▶ What you need to do
Scan the material for the word "structured", and copy each line where it shows up.

▶ Items

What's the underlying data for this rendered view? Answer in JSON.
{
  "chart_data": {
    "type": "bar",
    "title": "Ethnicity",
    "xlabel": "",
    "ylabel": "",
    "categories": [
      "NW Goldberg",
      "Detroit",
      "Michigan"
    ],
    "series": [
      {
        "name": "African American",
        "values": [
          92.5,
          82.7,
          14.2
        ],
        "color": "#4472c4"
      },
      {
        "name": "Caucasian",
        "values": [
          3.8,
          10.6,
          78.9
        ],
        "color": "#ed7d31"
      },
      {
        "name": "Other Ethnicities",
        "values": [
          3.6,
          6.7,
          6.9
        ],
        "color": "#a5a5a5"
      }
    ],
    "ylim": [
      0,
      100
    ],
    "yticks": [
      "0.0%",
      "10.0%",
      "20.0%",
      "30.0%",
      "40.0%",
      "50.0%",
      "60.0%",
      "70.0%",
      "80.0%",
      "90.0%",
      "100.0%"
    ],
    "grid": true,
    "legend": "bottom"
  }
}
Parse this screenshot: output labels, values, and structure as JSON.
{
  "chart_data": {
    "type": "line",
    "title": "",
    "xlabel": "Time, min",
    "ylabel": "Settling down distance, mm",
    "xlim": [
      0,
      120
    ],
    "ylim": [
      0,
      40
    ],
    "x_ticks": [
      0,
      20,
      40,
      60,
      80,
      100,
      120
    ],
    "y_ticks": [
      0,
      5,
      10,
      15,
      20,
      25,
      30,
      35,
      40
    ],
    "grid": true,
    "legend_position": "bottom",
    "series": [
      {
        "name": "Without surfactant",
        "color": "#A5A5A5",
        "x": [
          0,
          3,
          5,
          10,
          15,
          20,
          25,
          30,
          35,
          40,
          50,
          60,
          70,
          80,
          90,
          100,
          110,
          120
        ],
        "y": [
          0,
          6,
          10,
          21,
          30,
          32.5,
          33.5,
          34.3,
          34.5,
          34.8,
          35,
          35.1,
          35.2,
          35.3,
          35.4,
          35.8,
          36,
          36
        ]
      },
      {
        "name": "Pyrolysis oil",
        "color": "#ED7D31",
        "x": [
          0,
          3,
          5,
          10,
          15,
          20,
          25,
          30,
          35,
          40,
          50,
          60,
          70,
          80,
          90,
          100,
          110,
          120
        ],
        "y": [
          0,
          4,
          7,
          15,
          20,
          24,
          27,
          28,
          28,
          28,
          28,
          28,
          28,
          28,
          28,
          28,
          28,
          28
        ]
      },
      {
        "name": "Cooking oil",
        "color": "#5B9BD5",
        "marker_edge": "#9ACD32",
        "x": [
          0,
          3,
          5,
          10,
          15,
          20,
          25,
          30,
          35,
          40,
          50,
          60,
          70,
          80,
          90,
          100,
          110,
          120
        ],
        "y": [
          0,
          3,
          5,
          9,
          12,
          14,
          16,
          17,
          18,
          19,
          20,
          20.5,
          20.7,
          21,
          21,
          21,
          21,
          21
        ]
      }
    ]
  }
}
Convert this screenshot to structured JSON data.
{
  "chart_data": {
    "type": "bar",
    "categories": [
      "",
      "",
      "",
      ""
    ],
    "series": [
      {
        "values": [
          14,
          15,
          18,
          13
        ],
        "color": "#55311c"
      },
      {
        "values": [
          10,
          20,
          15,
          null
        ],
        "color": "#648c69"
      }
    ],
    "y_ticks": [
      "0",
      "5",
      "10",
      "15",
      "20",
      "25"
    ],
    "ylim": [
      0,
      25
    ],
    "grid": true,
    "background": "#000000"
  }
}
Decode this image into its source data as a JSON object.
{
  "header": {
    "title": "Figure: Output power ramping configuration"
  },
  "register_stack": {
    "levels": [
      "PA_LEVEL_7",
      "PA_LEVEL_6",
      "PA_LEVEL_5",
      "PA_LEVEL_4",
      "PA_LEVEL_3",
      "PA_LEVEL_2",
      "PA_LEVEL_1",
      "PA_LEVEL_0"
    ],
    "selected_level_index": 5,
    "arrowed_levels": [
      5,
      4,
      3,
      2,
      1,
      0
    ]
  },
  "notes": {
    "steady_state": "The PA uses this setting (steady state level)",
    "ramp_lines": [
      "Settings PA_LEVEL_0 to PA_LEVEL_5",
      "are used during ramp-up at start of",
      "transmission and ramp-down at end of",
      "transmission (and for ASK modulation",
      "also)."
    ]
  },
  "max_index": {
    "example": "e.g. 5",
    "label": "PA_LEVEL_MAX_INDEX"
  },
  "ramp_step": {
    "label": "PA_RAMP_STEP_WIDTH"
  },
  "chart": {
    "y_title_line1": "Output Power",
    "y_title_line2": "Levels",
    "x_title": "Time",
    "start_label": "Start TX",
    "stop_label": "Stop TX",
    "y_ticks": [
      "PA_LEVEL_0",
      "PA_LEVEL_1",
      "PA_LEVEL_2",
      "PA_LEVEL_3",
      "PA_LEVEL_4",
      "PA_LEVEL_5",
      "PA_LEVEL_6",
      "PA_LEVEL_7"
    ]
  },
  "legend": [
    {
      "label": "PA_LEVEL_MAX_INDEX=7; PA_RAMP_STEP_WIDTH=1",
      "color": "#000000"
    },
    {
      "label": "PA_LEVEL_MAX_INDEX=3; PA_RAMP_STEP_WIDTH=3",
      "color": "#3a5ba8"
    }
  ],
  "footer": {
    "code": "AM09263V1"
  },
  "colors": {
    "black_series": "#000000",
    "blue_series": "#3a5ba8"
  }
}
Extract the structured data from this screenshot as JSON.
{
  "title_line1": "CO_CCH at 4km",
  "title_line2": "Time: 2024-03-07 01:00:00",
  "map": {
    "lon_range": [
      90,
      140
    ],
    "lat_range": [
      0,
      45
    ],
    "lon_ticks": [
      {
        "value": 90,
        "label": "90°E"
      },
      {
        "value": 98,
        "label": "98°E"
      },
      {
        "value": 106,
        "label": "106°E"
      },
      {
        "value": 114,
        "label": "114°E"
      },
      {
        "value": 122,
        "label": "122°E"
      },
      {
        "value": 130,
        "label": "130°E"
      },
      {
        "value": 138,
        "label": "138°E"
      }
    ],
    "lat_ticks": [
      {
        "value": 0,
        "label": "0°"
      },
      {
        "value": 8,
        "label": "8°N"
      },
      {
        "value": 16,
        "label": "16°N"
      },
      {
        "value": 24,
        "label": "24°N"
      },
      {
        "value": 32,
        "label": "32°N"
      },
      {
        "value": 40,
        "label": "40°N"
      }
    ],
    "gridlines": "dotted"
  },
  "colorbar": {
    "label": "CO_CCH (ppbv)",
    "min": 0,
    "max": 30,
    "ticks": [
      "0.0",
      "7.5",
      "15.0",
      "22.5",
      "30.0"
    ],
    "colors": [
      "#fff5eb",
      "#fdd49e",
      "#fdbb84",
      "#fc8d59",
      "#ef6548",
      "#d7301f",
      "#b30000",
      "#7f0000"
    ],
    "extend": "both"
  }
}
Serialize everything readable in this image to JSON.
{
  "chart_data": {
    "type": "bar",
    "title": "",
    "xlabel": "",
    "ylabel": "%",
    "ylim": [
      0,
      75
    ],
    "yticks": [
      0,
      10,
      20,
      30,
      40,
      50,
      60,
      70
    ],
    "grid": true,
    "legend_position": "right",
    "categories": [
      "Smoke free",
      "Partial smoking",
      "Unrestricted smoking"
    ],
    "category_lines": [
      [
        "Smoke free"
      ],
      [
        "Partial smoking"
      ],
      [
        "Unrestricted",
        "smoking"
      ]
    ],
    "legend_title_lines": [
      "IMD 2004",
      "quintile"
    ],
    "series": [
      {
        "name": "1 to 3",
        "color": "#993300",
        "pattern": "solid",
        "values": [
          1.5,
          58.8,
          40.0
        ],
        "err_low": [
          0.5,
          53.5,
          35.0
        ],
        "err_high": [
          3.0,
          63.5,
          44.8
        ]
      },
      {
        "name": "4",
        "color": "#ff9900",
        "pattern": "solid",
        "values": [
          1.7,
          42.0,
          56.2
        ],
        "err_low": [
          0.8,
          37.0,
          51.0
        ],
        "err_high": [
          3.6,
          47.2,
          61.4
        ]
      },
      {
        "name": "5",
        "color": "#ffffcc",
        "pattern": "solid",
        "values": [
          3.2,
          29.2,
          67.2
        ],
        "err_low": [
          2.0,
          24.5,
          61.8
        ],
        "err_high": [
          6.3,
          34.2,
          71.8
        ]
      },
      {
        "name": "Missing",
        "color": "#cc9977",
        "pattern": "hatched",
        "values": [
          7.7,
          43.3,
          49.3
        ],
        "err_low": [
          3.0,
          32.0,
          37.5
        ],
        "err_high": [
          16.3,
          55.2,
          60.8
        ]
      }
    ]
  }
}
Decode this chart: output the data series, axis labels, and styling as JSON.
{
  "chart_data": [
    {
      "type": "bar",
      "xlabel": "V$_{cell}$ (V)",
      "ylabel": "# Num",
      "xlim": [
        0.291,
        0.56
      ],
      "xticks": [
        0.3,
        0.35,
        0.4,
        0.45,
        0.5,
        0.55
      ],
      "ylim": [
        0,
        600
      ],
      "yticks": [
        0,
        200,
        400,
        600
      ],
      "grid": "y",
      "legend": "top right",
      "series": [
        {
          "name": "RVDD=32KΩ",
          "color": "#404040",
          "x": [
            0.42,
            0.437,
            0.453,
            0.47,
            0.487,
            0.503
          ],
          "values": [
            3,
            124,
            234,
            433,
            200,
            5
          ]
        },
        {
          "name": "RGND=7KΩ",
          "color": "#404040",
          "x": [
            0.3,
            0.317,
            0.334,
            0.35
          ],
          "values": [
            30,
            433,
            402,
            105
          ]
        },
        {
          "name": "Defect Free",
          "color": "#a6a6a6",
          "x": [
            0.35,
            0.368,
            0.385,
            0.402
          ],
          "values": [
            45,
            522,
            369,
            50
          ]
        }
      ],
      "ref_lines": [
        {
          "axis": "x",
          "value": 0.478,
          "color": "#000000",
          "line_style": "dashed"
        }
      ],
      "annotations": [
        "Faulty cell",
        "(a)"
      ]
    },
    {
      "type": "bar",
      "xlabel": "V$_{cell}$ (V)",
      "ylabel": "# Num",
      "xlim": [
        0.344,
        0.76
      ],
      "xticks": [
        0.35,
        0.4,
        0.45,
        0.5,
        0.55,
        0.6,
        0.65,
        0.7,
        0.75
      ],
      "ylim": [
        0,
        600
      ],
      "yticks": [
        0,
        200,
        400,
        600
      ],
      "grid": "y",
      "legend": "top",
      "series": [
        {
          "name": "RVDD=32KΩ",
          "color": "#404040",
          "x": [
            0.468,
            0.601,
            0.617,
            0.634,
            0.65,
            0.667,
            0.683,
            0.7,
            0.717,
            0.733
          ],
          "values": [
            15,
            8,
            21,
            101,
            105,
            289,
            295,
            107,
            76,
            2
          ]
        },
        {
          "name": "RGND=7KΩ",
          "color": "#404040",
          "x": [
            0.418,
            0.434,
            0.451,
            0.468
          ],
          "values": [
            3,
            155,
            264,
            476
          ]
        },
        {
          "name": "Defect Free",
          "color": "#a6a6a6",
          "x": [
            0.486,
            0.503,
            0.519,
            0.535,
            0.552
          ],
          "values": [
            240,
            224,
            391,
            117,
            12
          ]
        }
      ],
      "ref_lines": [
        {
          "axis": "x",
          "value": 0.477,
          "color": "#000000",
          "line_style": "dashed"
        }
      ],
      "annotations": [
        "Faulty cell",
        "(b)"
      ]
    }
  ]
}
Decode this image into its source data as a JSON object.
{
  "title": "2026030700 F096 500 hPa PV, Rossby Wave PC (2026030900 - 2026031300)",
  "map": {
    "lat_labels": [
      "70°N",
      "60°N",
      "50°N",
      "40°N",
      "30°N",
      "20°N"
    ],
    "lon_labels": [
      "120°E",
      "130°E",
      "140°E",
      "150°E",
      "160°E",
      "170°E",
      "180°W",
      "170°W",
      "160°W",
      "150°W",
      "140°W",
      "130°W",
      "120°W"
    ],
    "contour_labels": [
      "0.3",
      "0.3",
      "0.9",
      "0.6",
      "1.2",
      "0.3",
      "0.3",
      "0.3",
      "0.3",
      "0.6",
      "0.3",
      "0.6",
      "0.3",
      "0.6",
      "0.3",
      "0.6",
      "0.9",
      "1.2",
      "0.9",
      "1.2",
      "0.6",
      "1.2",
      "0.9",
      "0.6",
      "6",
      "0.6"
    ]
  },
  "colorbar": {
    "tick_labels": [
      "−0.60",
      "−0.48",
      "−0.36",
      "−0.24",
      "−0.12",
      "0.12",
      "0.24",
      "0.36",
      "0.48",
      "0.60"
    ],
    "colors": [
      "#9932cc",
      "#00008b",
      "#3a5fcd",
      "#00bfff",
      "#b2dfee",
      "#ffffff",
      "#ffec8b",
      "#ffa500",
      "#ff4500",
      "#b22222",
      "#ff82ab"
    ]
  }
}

▶ Written reply
Convert this screenshot to structured JSON data.
Extract the structured data from this screenshot as JSON.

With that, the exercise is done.